* **To be done**: Find the line that contains "Read out every word on this page.". Copy it and every line after it to the end of the material below, exactly, with no pictures.

### Entries

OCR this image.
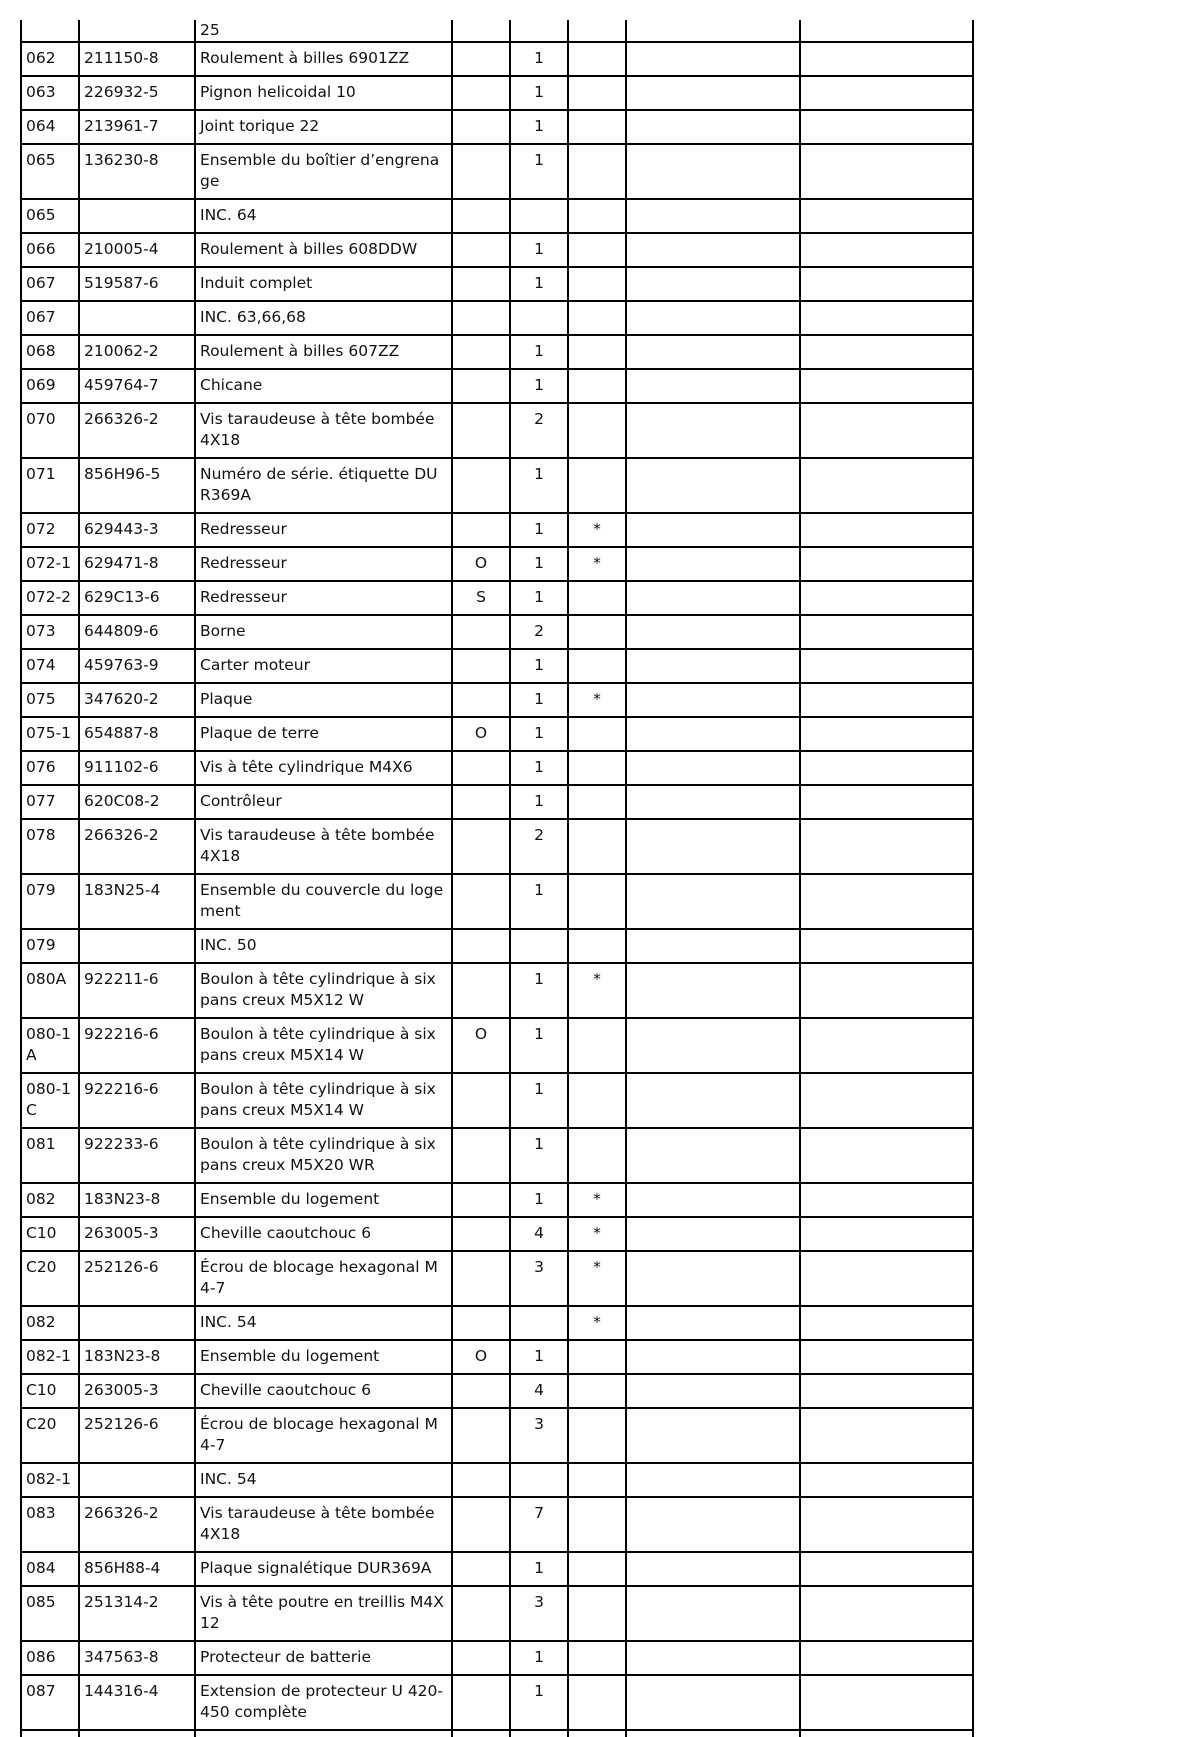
		25					
062	211150-8	Roulement à billes 6901ZZ		1			
063	226932-5	Pignon helicoidal 10		1			
064	213961-7	Joint torique 22		1			
065	136230-8	Ensemble du boîtier d’engrenage		1			
065		INC. 64					
066	210005-4	Roulement à billes 608DDW		1			
067	519587-6	Induit complet		1			
067		INC. 63,66,68					
068	210062-2	Roulement à billes 607ZZ		1			
069	459764-7	Chicane		1			
070	266326-2	Vis taraudeuse à tête bombée 4X18		2			
071	856H96-5	Numéro de série. étiquette DUR369A		1			
072	629443-3	Redresseur		1	*		
072-1	629471-8	Redresseur	O	1	*		
072-2	629C13-6	Redresseur	S	1			
073	644809-6	Borne		2			
074	459763-9	Carter moteur		1			
075	347620-2	Plaque		1	*		
075-1	654887-8	Plaque de terre	O	1			
076	911102-6	Vis à tête cylindrique M4X6		1			
077	620C08-2	Contrôleur		1			
078	266326-2	Vis taraudeuse à tête bombée 4X18		2			
079	183N25-4	Ensemble du couvercle du logement		1			
079		INC. 50					
080A	922211-6	Boulon à tête cylindrique à six pans creux M5X12 W		1	*		
080-1A	922216-6	Boulon à tête cylindrique à six pans creux M5X14 W	O	1			
080-1C	922216-6	Boulon à tête cylindrique à six pans creux M5X14 W		1			
081	922233-6	Boulon à tête cylindrique à six pans creux M5X20 WR		1			
082	183N23-8	Ensemble du logement		1	*		
C10	263005-3	Cheville caoutchouc 6		4	*		
C20	252126-6	Écrou de blocage hexagonal M4-7		3	*		
082		INC. 54			*		
082-1	183N23-8	Ensemble du logement	O	1			
C10	263005-3	Cheville caoutchouc 6		4			
C20	252126-6	Écrou de blocage hexagonal M4-7		3			
082-1		INC. 54					
083	266326-2	Vis taraudeuse à tête bombée 4X18		7			
084	856H88-4	Plaque signalétique DUR369A		1			
085	251314-2	Vis à tête poutre en treillis M4X12		3			
086	347563-8	Protecteur de batterie		1			
087	144316-4	Extension de protecteur U 420-450 complète		1			
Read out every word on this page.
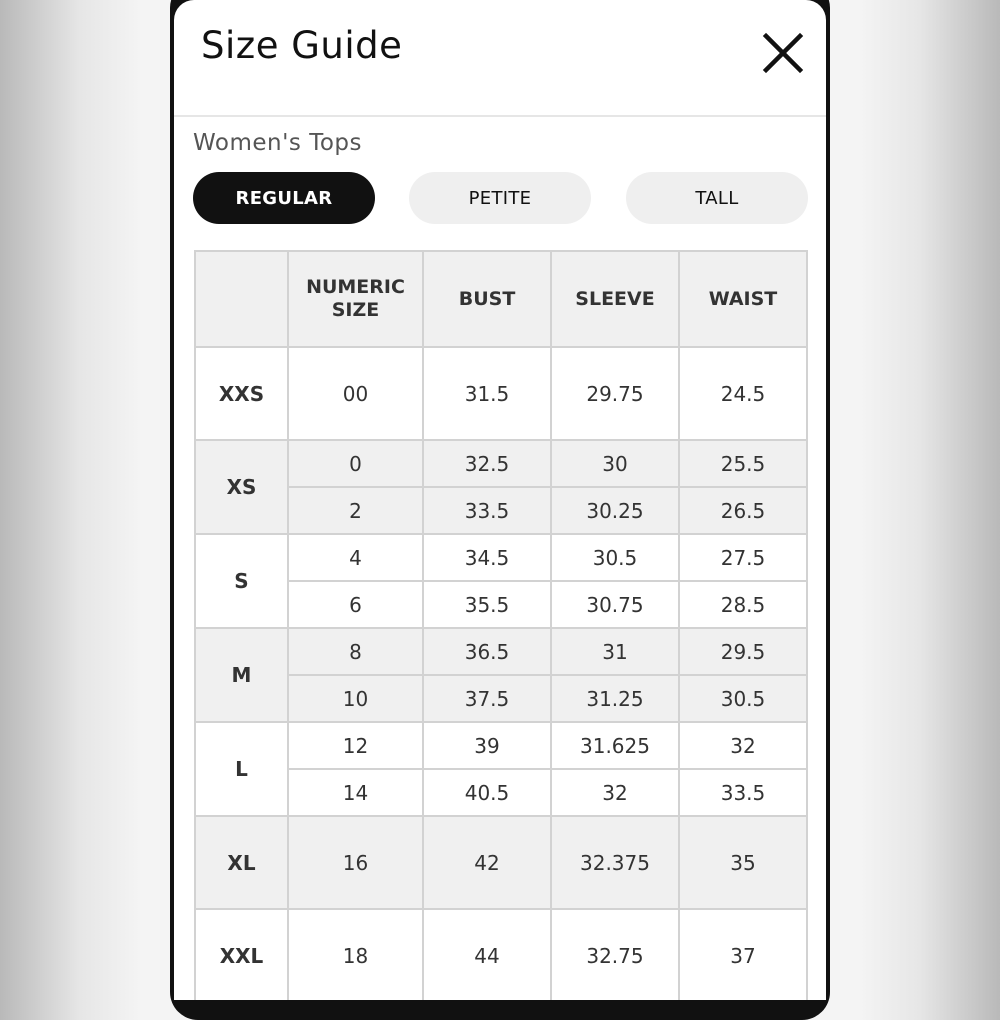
Size Guide
Women's Tops
REGULAR	PETITE	TALL
	NUMERIC SIZE	BUST	SLEEVE	WAIST
XXS	00	31.5	29.75	24.5
XS	0	32.5	30	25.5
	2	33.5	30.25	26.5
S	4	34.5	30.5	27.5
	6	35.5	30.75	28.5
M	8	36.5	31	29.5
	10	37.5	31.25	30.5
L	12	39	31.625	32
	14	40.5	32	33.5
XL	16	42	32.375	35
XXL	18	44	32.75	37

######

* **Exercise solution**:
Read out every word on this page.
Size Guide
Women's Tops
REGULAR	PETITE	TALL
	NUMERIC SIZE	BUST	SLEEVE	WAIST
XXS	00	31.5	29.75	24.5
XS	0	32.5	30	25.5
	2	33.5	30.25	26.5
S	4	34.5	30.5	27.5
	6	35.5	30.75	28.5
M	8	36.5	31	29.5
	10	37.5	31.25	30.5
L	12	39	31.625	32
	14	40.5	32	33.5
XL	16	42	32.375	35
XXL	18	44	32.75	37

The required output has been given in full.